Directive:
Make an exact copy of the lines, leaving the pictures out.

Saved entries
+-------+

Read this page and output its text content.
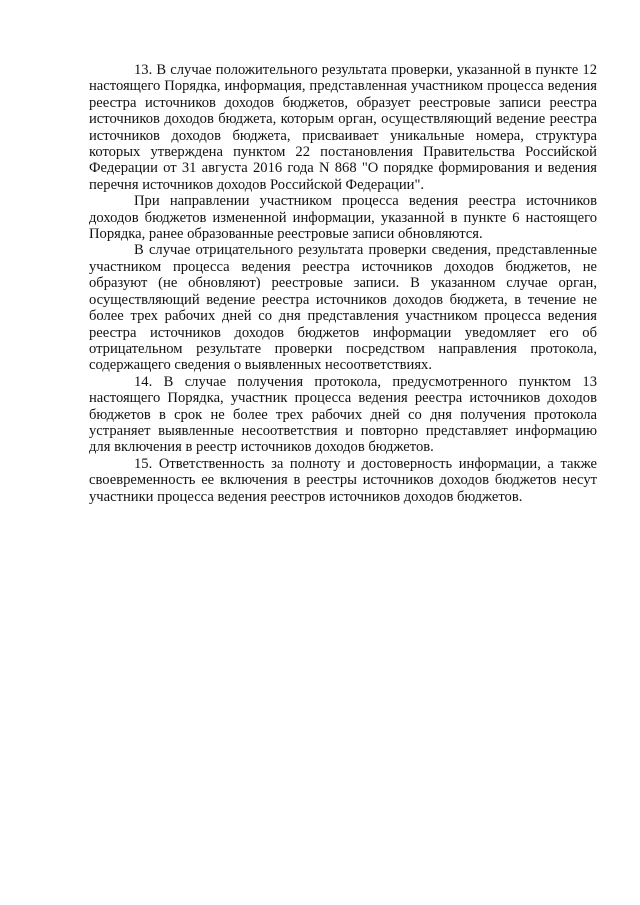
13. В случае положительного результата проверки, указанной в пункте 12 настоящего Порядка, информация, представленная участником процесса ведения реестра источников доходов бюджетов, образует реестровые записи реестра источников доходов бюджета, которым орган, осуществляющий ведение реестра источников доходов бюджета, присваивает уникальные номера, структура которых утверждена пунктом 22 постановления Правительства Российской Федерации от 31 августа 2016 года N 868 "О порядке формирования и ведения перечня источников доходов Российской Федерации".

При направлении участником процесса ведения реестра источников доходов бюджетов измененной информации, указанной в пункте 6 настоящего Порядка, ранее образованные реестровые записи обновляются.

В случае отрицательного результата проверки сведения, представленные участником процесса ведения реестра источников доходов бюджетов, не образуют (не обновляют) реестровые записи. В указанном случае орган, осуществляющий ведение реестра источников доходов бюджета, в течение не более трех рабочих дней со дня представления участником процесса ведения реестра источников доходов бюджетов информации уведомляет его об отрицательном результате проверки посредством направления протокола, содержащего сведения о выявленных несоответствиях.

14. В случае получения протокола, предусмотренного пунктом 13 настоящего Порядка, участник процесса ведения реестра источников доходов бюджетов в срок не более трех рабочих дней со дня получения протокола устраняет выявленные несоответствия и повторно представляет информацию для включения в реестр источников доходов бюджетов.

15. Ответственность за полноту и достоверность информации, а также своевременность ее включения в реестры источников доходов бюджетов несут участники процесса ведения реестров источников доходов бюджетов.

+-------+

Result below:
Read this page and output its text content.
13. В случае положительного результата проверки, указанной в пункте 12 настоящего Порядка, информация, представленная участником процесса ведения реестра источников доходов бюджетов, образует реестровые записи реестра источников доходов бюджета, которым орган, осуществляющий ведение реестра источников доходов бюджета, присваивает уникальные номера, структура которых утверждена пунктом 22 постановления Правительства Российской Федерации от 31 августа 2016 года N 868 "О порядке формирования и ведения перечня источников доходов Российской Федерации".

При направлении участником процесса ведения реестра источников доходов бюджетов измененной информации, указанной в пункте 6 настоящего Порядка, ранее образованные реестровые записи обновляются.

В случае отрицательного результата проверки сведения, представленные участником процесса ведения реестра источников доходов бюджетов, не образуют (не обновляют) реестровые записи. В указанном случае орган, осуществляющий ведение реестра источников доходов бюджета, в течение не более трех рабочих дней со дня представления участником процесса ведения реестра источников доходов бюджетов информации уведомляет его об отрицательном результате проверки посредством направления протокола, содержащего сведения о выявленных несоответствиях.

14. В случае получения протокола, предусмотренного пунктом 13 настоящего Порядка, участник процесса ведения реестра источников доходов бюджетов в срок не более трех рабочих дней со дня получения протокола устраняет выявленные несоответствия и повторно представляет информацию для включения в реестр источников доходов бюджетов.

15. Ответственность за полноту и достоверность информации, а также своевременность ее включения в реестры источников доходов бюджетов несут участники процесса ведения реестров источников доходов бюджетов.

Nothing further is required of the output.